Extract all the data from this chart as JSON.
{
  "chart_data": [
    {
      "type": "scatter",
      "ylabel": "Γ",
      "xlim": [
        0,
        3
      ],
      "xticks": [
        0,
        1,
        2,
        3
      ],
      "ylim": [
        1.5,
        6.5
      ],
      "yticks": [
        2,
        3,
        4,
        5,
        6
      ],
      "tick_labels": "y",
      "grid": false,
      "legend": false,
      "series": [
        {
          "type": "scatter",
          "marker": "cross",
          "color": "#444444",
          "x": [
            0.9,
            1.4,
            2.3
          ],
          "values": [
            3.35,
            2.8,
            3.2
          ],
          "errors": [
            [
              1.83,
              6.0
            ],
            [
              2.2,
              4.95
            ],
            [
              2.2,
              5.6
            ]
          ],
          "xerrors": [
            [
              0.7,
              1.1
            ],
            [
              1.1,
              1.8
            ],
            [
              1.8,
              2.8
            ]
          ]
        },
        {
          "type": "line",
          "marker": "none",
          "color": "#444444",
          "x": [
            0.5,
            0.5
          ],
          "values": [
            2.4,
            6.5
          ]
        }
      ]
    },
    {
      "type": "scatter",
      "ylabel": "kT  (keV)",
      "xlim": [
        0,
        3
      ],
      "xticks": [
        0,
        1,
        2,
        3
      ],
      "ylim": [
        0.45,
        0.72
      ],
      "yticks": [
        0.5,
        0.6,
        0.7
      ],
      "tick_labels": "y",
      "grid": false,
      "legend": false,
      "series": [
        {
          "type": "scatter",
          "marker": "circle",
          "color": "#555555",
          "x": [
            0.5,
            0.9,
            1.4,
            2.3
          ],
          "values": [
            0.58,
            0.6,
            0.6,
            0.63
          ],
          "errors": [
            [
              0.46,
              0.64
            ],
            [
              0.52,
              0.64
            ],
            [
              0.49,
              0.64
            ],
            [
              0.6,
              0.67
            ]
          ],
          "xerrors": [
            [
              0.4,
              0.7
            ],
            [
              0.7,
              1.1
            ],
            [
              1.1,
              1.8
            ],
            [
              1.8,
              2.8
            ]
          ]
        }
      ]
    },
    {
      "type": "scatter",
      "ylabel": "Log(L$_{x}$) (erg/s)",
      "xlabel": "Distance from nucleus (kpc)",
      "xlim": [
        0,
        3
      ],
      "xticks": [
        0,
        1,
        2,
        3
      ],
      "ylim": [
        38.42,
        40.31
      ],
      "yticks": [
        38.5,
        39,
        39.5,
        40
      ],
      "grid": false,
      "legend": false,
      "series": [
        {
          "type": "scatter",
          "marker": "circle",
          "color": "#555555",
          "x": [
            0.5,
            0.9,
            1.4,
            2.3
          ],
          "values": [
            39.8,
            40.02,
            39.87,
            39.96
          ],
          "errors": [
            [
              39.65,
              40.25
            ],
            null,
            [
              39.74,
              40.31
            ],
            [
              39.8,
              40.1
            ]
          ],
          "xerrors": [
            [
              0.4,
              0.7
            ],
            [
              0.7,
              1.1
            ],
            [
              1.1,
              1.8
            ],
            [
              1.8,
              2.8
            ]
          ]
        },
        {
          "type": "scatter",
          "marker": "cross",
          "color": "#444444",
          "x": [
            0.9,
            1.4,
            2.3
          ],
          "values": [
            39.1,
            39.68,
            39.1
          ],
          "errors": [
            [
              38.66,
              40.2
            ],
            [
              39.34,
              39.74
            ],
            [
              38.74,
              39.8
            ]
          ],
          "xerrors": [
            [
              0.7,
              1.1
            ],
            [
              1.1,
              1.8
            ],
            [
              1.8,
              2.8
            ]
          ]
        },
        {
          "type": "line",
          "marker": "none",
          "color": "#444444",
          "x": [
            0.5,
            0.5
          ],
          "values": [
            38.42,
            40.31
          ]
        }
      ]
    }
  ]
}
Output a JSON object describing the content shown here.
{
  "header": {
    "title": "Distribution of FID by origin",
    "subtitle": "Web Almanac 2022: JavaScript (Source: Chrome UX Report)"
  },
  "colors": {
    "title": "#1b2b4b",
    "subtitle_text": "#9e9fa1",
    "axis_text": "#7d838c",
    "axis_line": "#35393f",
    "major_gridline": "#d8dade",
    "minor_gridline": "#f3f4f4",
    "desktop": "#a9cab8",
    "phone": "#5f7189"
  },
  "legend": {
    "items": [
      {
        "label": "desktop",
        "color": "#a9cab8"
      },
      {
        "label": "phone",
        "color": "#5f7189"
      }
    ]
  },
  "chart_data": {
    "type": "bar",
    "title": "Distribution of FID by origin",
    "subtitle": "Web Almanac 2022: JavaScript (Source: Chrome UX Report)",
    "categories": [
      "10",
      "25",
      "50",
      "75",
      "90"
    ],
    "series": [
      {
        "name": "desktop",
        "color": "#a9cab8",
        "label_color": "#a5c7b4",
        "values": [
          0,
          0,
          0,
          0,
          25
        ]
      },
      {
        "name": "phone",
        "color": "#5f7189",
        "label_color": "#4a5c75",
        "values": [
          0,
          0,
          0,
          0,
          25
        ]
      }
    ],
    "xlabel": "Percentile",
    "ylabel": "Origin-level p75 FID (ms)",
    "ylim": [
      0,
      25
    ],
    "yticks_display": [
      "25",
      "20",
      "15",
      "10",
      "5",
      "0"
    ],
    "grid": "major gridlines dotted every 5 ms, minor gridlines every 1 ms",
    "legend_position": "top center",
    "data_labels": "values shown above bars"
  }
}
^^^^
**What is asked**.
Transcribe every entry word for word.

**Worked solution**.
Extract all the data from this chart as JSON.
{
  "chart_data": [
    {
      "type": "scatter",
      "ylabel": "Γ",
      "xlim": [
        0,
        3
      ],
      "xticks": [
        0,
        1,
        2,
        3
      ],
      "ylim": [
        1.5,
        6.5
      ],
      "yticks": [
        2,
        3,
        4,
        5,
        6
      ],
      "tick_labels": "y",
      "grid": false,
      "legend": false,
      "series": [
        {
          "type": "scatter",
          "marker": "cross",
          "color": "#444444",
          "x": [
            0.9,
            1.4,
            2.3
          ],
          "values": [
            3.35,
            2.8,
            3.2
          ],
          "errors": [
            [
              1.83,
              6.0
            ],
            [
              2.2,
              4.95
            ],
            [
              2.2,
              5.6
            ]
          ],
          "xerrors": [
            [
              0.7,
              1.1
            ],
            [
              1.1,
              1.8
            ],
            [
              1.8,
              2.8
            ]
          ]
        },
        {
          "type": "line",
          "marker": "none",
          "color": "#444444",
          "x": [
            0.5,
            0.5
          ],
          "values": [
            2.4,
            6.5
          ]
        }
      ]
    },
    {
      "type": "scatter",
      "ylabel": "kT  (keV)",
      "xlim": [
        0,
        3
      ],
      "xticks": [
        0,
        1,
        2,
        3
      ],
      "ylim": [
        0.45,
        0.72
      ],
      "yticks": [
        0.5,
        0.6,
        0.7
      ],
      "tick_labels": "y",
      "grid": false,
      "legend": false,
      "series": [
        {
          "type": "scatter",
          "marker": "circle",
          "color": "#555555",
          "x": [
            0.5,
            0.9,
            1.4,
            2.3
          ],
          "values": [
            0.58,
            0.6,
            0.6,
            0.63
          ],
          "errors": [
            [
              0.46,
              0.64
            ],
            [
              0.52,
              0.64
            ],
            [
              0.49,
              0.64
            ],
            [
              0.6,
              0.67
            ]
          ],
          "xerrors": [
            [
              0.4,
              0.7
            ],
            [
              0.7,
              1.1
            ],
            [
              1.1,
              1.8
            ],
            [
              1.8,
              2.8
            ]
          ]
        }
      ]
    },
    {
      "type": "scatter",
      "ylabel": "Log(L$_{x}$) (erg/s)",
      "xlabel": "Distance from nucleus (kpc)",
      "xlim": [
        0,
        3
      ],
      "xticks": [
        0,
        1,
        2,
        3
      ],
      "ylim": [
        38.42,
        40.31
      ],
      "yticks": [
        38.5,
        39,
        39.5,
        40
      ],
      "grid": false,
      "legend": false,
      "series": [
        {
          "type": "scatter",
          "marker": "circle",
          "color": "#555555",
          "x": [
            0.5,
            0.9,
            1.4,
            2.3
          ],
          "values": [
            39.8,
            40.02,
            39.87,
            39.96
          ],
          "errors": [
            [
              39.65,
              40.25
            ],
            null,
            [
              39.74,
              40.31
            ],
            [
              39.8,
              40.1
            ]
          ],
          "xerrors": [
            [
              0.4,
              0.7
            ],
            [
              0.7,
              1.1
            ],
            [
              1.1,
              1.8
            ],
            [
              1.8,
              2.8
            ]
          ]
        },
        {
          "type": "scatter",
          "marker": "cross",
          "color": "#444444",
          "x": [
            0.9,
            1.4,
            2.3
          ],
          "values": [
            39.1,
            39.68,
            39.1
          ],
          "errors": [
            [
              38.66,
              40.2
            ],
            [
              39.34,
              39.74
            ],
            [
              38.74,
              39.8
            ]
          ],
          "xerrors": [
            [
              0.7,
              1.1
            ],
            [
              1.1,
              1.8
            ],
            [
              1.8,
              2.8
            ]
          ]
        },
        {
          "type": "line",
          "marker": "none",
          "color": "#444444",
          "x": [
            0.5,
            0.5
          ],
          "values": [
            38.42,
            40.31
          ]
        }
      ]
    }
  ]
}
Output a JSON object describing the content shown here.
{
  "header": {
    "title": "Distribution of FID by origin",
    "subtitle": "Web Almanac 2022: JavaScript (Source: Chrome UX Report)"
  },
  "colors": {
    "title": "#1b2b4b",
    "subtitle_text": "#9e9fa1",
    "axis_text": "#7d838c",
    "axis_line": "#35393f",
    "major_gridline": "#d8dade",
    "minor_gridline": "#f3f4f4",
    "desktop": "#a9cab8",
    "phone": "#5f7189"
  },
  "legend": {
    "items": [
      {
        "label": "desktop",
        "color": "#a9cab8"
      },
      {
        "label": "phone",
        "color": "#5f7189"
      }
    ]
  },
  "chart_data": {
    "type": "bar",
    "title": "Distribution of FID by origin",
    "subtitle": "Web Almanac 2022: JavaScript (Source: Chrome UX Report)",
    "categories": [
      "10",
      "25",
      "50",
      "75",
      "90"
    ],
    "series": [
      {
        "name": "desktop",
        "color": "#a9cab8",
        "label_color": "#a5c7b4",
        "values": [
          0,
          0,
          0,
          0,
          25
        ]
      },
      {
        "name": "phone",
        "color": "#5f7189",
        "label_color": "#4a5c75",
        "values": [
          0,
          0,
          0,
          0,
          25
        ]
      }
    ],
    "xlabel": "Percentile",
    "ylabel": "Origin-level p75 FID (ms)",
    "ylim": [
      0,
      25
    ],
    "yticks_display": [
      "25",
      "20",
      "15",
      "10",
      "5",
      "0"
    ],
    "grid": "major gridlines dotted every 5 ms, minor gridlines every 1 ms",
    "legend_position": "top center",
    "data_labels": "values shown above bars"
  }
}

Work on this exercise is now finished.